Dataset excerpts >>
.....
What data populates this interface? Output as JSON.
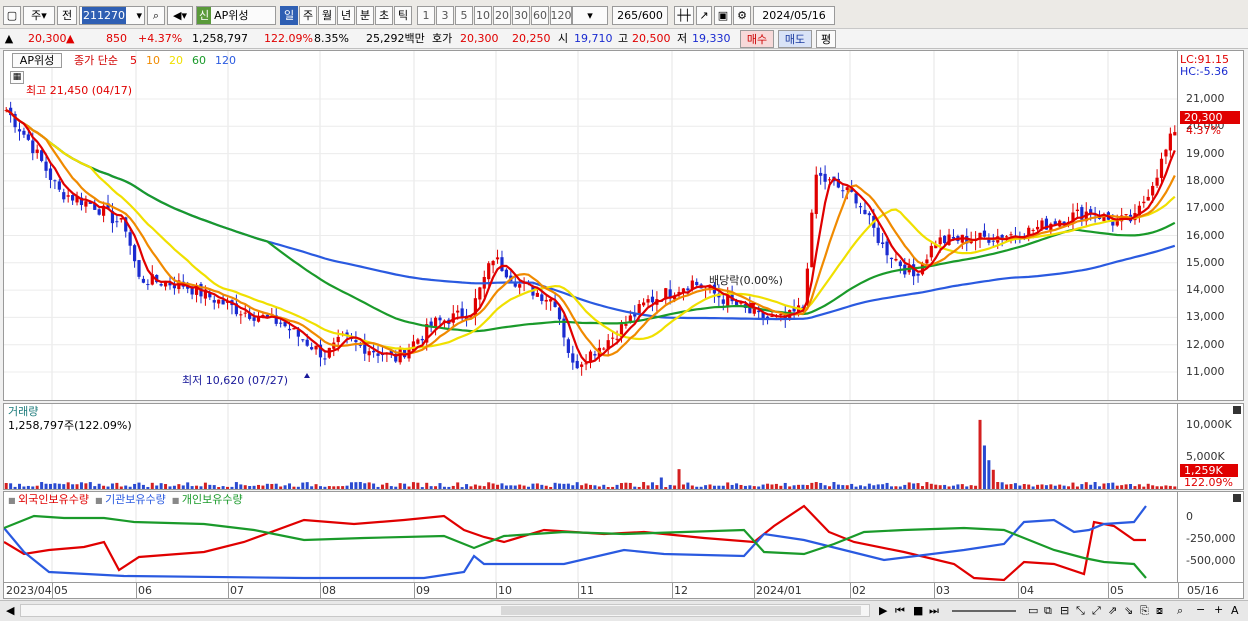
{
  "toolbar": {
    "market": "주",
    "period_type": "전",
    "code": "211270",
    "name": "AP위성",
    "credit_badge": "신",
    "periods": [
      "일",
      "주",
      "월",
      "년",
      "분",
      "초",
      "틱"
    ],
    "intervals": [
      "1",
      "3",
      "5",
      "10",
      "20",
      "30",
      "60",
      "120"
    ],
    "count": "265",
    "count_total": "/600",
    "date": "2024/05/16"
  },
  "quote": {
    "price": "20,300",
    "arrow": "▲",
    "change": "850",
    "change_pct": "+4.37%",
    "volume": "1,258,797",
    "volume_ratio": "122.09%",
    "turnover": "8.35%",
    "amount": "25,292백만",
    "ask_label": "호가",
    "ask": "20,300",
    "bid": "20,250",
    "open_label": "시",
    "open": "19,710",
    "high_label": "고",
    "high": "20,500",
    "low_label": "저",
    "low": "19,330",
    "buy": "매수",
    "sell": "매도",
    "eval": "평"
  },
  "price_pane": {
    "title": "AP위성",
    "legend_prefix": "종가 단순",
    "ma": [
      {
        "label": "5",
        "color": "#e00000"
      },
      {
        "label": "10",
        "color": "#f08a00"
      },
      {
        "label": "20",
        "color": "#f0e000"
      },
      {
        "label": "60",
        "color": "#1a9a2a"
      },
      {
        "label": "120",
        "color": "#2a5ae0"
      }
    ],
    "lc": "LC:91.15",
    "hc": "HC:-5.36",
    "high_note": "최고 21,450 (04/17)",
    "low_note": "최저 10,620 (07/27)",
    "div_note": "배당락(0.00%)",
    "yticks": [
      "21,000",
      "20,000",
      "19,000",
      "18,000",
      "17,000",
      "16,000",
      "15,000",
      "14,000",
      "13,000",
      "12,000",
      "11,000"
    ],
    "last_price": "20,300",
    "last_pct": "4.37%"
  },
  "volume_pane": {
    "title": "거래량",
    "value": "1,258,797주(122.09%)",
    "yticks": [
      "10,000K",
      "5,000K"
    ],
    "last": "1,259K",
    "last_pct": "122.09%"
  },
  "investor_pane": {
    "series": [
      {
        "label": "외국인보유수량",
        "color": "#e00000"
      },
      {
        "label": "기관보유수량",
        "color": "#2a5ae0"
      },
      {
        "label": "개인보유수량",
        "color": "#1a9a2a"
      }
    ],
    "yticks": [
      "0",
      "-250,000",
      "-500,000"
    ]
  },
  "xaxis": {
    "labels": [
      "2023/04",
      "05",
      "06",
      "07",
      "08",
      "09",
      "10",
      "11",
      "12",
      "2024/01",
      "02",
      "03",
      "04",
      "05"
    ],
    "end_label": "05/16"
  }
}
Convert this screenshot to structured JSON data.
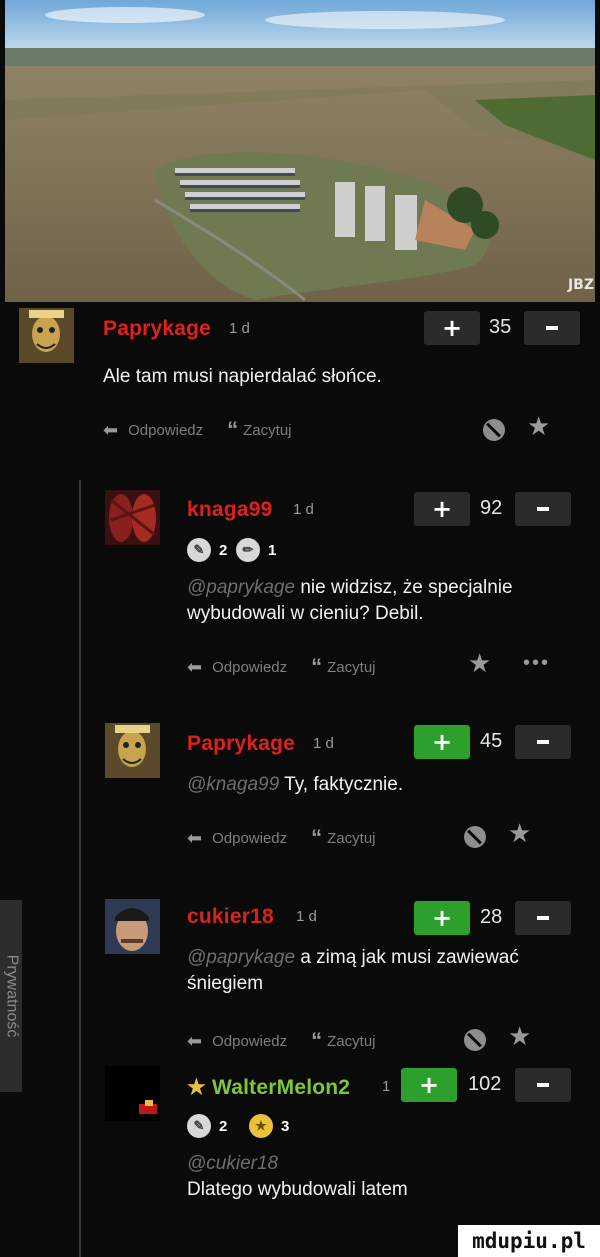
{
  "side_tab": {
    "label": "Prywatność"
  },
  "photo_watermark": "JBZ",
  "brand_watermark": "mdupiu.pl",
  "comments": [
    {
      "username": "Paprykage",
      "username_color": "#e0201a",
      "time": "1 d",
      "score": "35",
      "text": "Ale tam musi napierdalać słońce.",
      "actions": {
        "reply": "Odpowiedz",
        "quote": "Zacytuj"
      }
    },
    {
      "username": "knaga99",
      "username_color": "#e0201a",
      "time": "1 d",
      "score": "92",
      "badges": [
        {
          "icon": "pen-badge",
          "count": "2"
        },
        {
          "icon": "pencil-badge",
          "count": "1"
        }
      ],
      "mention": "@paprykage",
      "text": "nie widzisz, że specjalnie wybudowali w cieniu? Debil.",
      "actions": {
        "reply": "Odpowiedz",
        "quote": "Zacytuj"
      }
    },
    {
      "username": "Paprykage",
      "username_color": "#e0201a",
      "time": "1 d",
      "score": "45",
      "mention": "@knaga99",
      "text": "Ty, faktycznie.",
      "actions": {
        "reply": "Odpowiedz",
        "quote": "Zacytuj"
      }
    },
    {
      "username": "cukier18",
      "username_color": "#e0201a",
      "time": "1 d",
      "score": "28",
      "mention": "@paprykage",
      "text": "a zimą jak musi zawiewać śniegiem",
      "actions": {
        "reply": "Odpowiedz",
        "quote": "Zacytuj"
      }
    },
    {
      "username": "WalterMelon2",
      "username_color": "#7fc63a",
      "time": "1",
      "score": "102",
      "badges": [
        {
          "icon": "pen-badge",
          "count": "2"
        },
        {
          "icon": "star-badge",
          "count": "3"
        }
      ],
      "mention": "@cukier18",
      "text": "Dlatego wybudowali latem"
    }
  ],
  "icons": {
    "plus": "+",
    "star": "★",
    "dots": "•••",
    "reply": "arrow-back-icon"
  }
}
.....
Required work >> Transcribe the records word for word and include no pictures.

Reply to the exercise >>
What data populates this interface? Output as JSON.
{
  "toolbar": {
    "market": "주",
    "period_type": "전",
    "code": "211270",
    "name": "AP위성",
    "credit_badge": "신",
    "periods": [
      "일",
      "주",
      "월",
      "년",
      "분",
      "초",
      "틱"
    ],
    "intervals": [
      "1",
      "3",
      "5",
      "10",
      "20",
      "30",
      "60",
      "120"
    ],
    "count": "265",
    "count_total": "/600",
    "date": "2024/05/16"
  },
  "quote": {
    "price": "20,300",
    "arrow": "▲",
    "change": "850",
    "change_pct": "+4.37%",
    "volume": "1,258,797",
    "volume_ratio": "122.09%",
    "turnover": "8.35%",
    "amount": "25,292백만",
    "ask_label": "호가",
    "ask": "20,300",
    "bid": "20,250",
    "open_label": "시",
    "open": "19,710",
    "high_label": "고",
    "high": "20,500",
    "low_label": "저",
    "low": "19,330",
    "buy": "매수",
    "sell": "매도",
    "eval": "평"
  },
  "price_pane": {
    "title": "AP위성",
    "legend_prefix": "종가 단순",
    "ma": [
      {
        "label": "5",
        "color": "#e00000"
      },
      {
        "label": "10",
        "color": "#f08a00"
      },
      {
        "label": "20",
        "color": "#f0e000"
      },
      {
        "label": "60",
        "color": "#1a9a2a"
      },
      {
        "label": "120",
        "color": "#2a5ae0"
      }
    ],
    "lc": "LC:91.15",
    "hc": "HC:-5.36",
    "high_note": "최고 21,450 (04/17)",
    "low_note": "최저 10,620 (07/27)",
    "div_note": "배당락(0.00%)",
    "yticks": [
      "21,000",
      "20,000",
      "19,000",
      "18,000",
      "17,000",
      "16,000",
      "15,000",
      "14,000",
      "13,000",
      "12,000",
      "11,000"
    ],
    "last_price": "20,300",
    "last_pct": "4.37%"
  },
  "volume_pane": {
    "title": "거래량",
    "value": "1,258,797주(122.09%)",
    "yticks": [
      "10,000K",
      "5,000K"
    ],
    "last": "1,259K",
    "last_pct": "122.09%"
  },
  "investor_pane": {
    "series": [
      {
        "label": "외국인보유수량",
        "color": "#e00000"
      },
      {
        "label": "기관보유수량",
        "color": "#2a5ae0"
      },
      {
        "label": "개인보유수량",
        "color": "#1a9a2a"
      }
    ],
    "yticks": [
      "0",
      "-250,000",
      "-500,000"
    ]
  },
  "xaxis": {
    "labels": [
      "2023/04",
      "05",
      "06",
      "07",
      "08",
      "09",
      "10",
      "11",
      "12",
      "2024/01",
      "02",
      "03",
      "04",
      "05"
    ],
    "end_label": "05/16"
  }
}
Convert this screenshot to structured JSON data.
{
  "side_tab": {
    "label": "Prywatność"
  },
  "photo_watermark": "JBZ",
  "brand_watermark": "mdupiu.pl",
  "comments": [
    {
      "username": "Paprykage",
      "username_color": "#e0201a",
      "time": "1 d",
      "score": "35",
      "text": "Ale tam musi napierdalać słońce.",
      "actions": {
        "reply": "Odpowiedz",
        "quote": "Zacytuj"
      }
    },
    {
      "username": "knaga99",
      "username_color": "#e0201a",
      "time": "1 d",
      "score": "92",
      "badges": [
        {
          "icon": "pen-badge",
          "count": "2"
        },
        {
          "icon": "pencil-badge",
          "count": "1"
        }
      ],
      "mention": "@paprykage",
      "text": "nie widzisz, że specjalnie wybudowali w cieniu? Debil.",
      "actions": {
        "reply": "Odpowiedz",
        "quote": "Zacytuj"
      }
    },
    {
      "username": "Paprykage",
      "username_color": "#e0201a",
      "time": "1 d",
      "score": "45",
      "mention": "@knaga99",
      "text": "Ty, faktycznie.",
      "actions": {
        "reply": "Odpowiedz",
        "quote": "Zacytuj"
      }
    },
    {
      "username": "cukier18",
      "username_color": "#e0201a",
      "time": "1 d",
      "score": "28",
      "mention": "@paprykage",
      "text": "a zimą jak musi zawiewać śniegiem",
      "actions": {
        "reply": "Odpowiedz",
        "quote": "Zacytuj"
      }
    },
    {
      "username": "WalterMelon2",
      "username_color": "#7fc63a",
      "time": "1",
      "score": "102",
      "badges": [
        {
          "icon": "pen-badge",
          "count": "2"
        },
        {
          "icon": "star-badge",
          "count": "3"
        }
      ],
      "mention": "@cukier18",
      "text": "Dlatego wybudowali latem"
    }
  ],
  "icons": {
    "plus": "+",
    "star": "★",
    "dots": "•••",
    "reply": "arrow-back-icon"
  }
}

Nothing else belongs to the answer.